:: DATA RECORDS ::
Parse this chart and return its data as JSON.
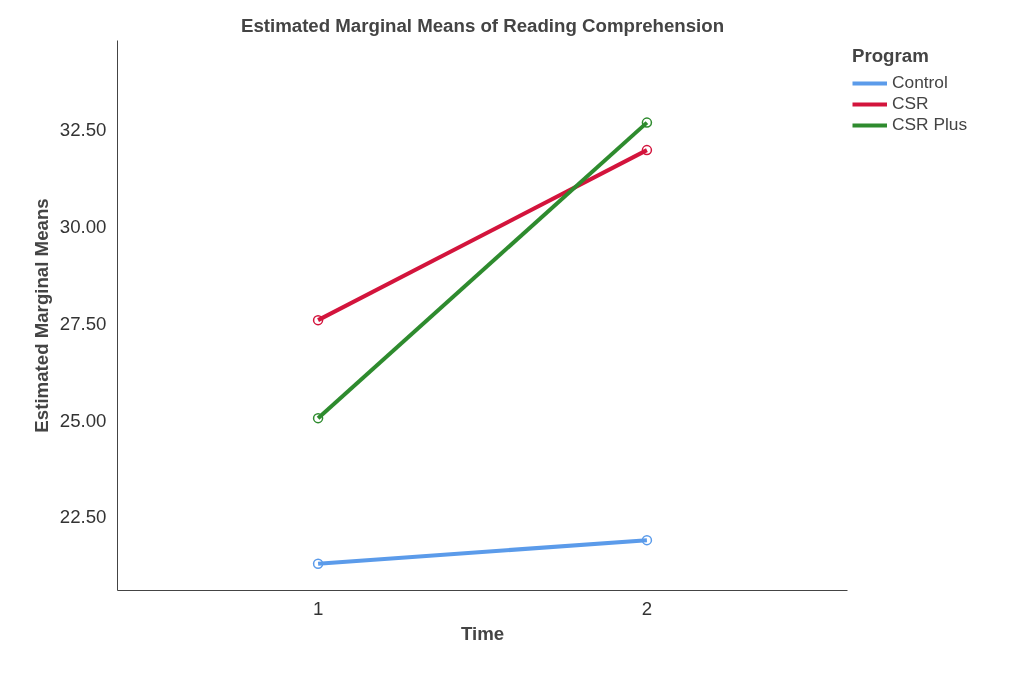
{
  "chart_data": {
    "type": "line",
    "title": "Estimated Marginal Means of Reading Comprehension",
    "xlabel": "Time",
    "ylabel": "Estimated Marginal Means",
    "legend_title": "Program",
    "categories": [
      "1",
      "2"
    ],
    "series": [
      {
        "name": "Control",
        "color": "#5b9bea",
        "values": [
          21.29,
          21.9
        ]
      },
      {
        "name": "CSR",
        "color": "#d3143c",
        "values": [
          27.58,
          31.97
        ]
      },
      {
        "name": "CSR Plus",
        "color": "#2e8b2e",
        "values": [
          25.05,
          32.68
        ]
      }
    ],
    "ylim": [
      20.6,
      34.8
    ],
    "yticks": [
      {
        "value": 22.5,
        "label": "22.50"
      },
      {
        "value": 25,
        "label": "25.00"
      },
      {
        "value": 27.5,
        "label": "27.50"
      },
      {
        "value": 30,
        "label": "30.00"
      },
      {
        "value": 32.5,
        "label": "32.50"
      }
    ],
    "grid": false,
    "legend": "right",
    "marker": "circle",
    "line_style": "solid"
  }
}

:: WHAT THE EXERCISE ASKS ::
Return each full line of the entries that contains the word "Marginal".

:: RESULT FOR THIS EXERCISE ::
    "title": "Estimated Marginal Means of Reading Comprehension",
    "ylabel": "Estimated Marginal Means",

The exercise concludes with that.